[Extracted records]
──────────

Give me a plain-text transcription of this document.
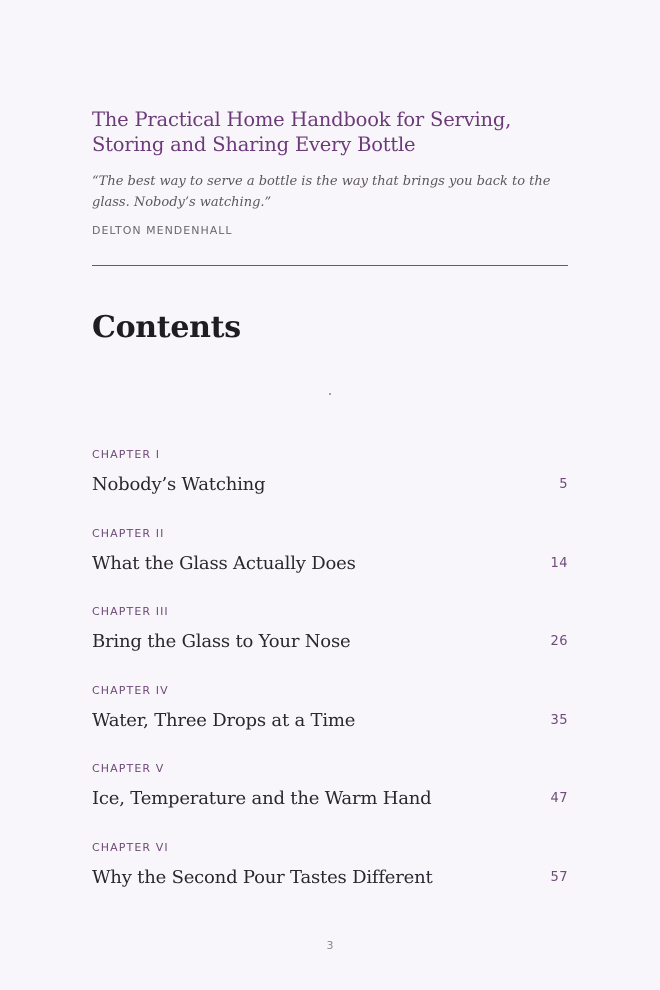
The Practical Home Handbook for Serving, Storing and Sharing Every Bottle
“The best way to serve a bottle is the way that brings you back to the glass. Nobody’s watching.”
DELTON MENDENHALL
Contents
CHAPTER I
Nobody’s Watching	5
CHAPTER II
What the Glass Actually Does	14
CHAPTER III
Bring the Glass to Your Nose	26
CHAPTER IV
Water, Three Drops at a Time	35
CHAPTER V
Ice, Temperature and the Warm Hand	47
CHAPTER VI
Why the Second Pour Tastes Different	57
3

──────────

**THE REQUEST**
Repeat each entry exactly. Pictures do not belong in the copy.

**PROBLEM SOLUTION**
Give me a plain-text transcription of this document.
The Practical Home Handbook for Serving, Storing and Sharing Every Bottle
“The best way to serve a bottle is the way that brings you back to the glass. Nobody’s watching.”
DELTON MENDENHALL
Contents
CHAPTER I
Nobody’s Watching	5
CHAPTER II
What the Glass Actually Does	14
CHAPTER III
Bring the Glass to Your Nose	26
CHAPTER IV
Water, Three Drops at a Time	35
CHAPTER V
Ice, Temperature and the Warm Hand	47
CHAPTER VI
Why the Second Pour Tastes Different	57
3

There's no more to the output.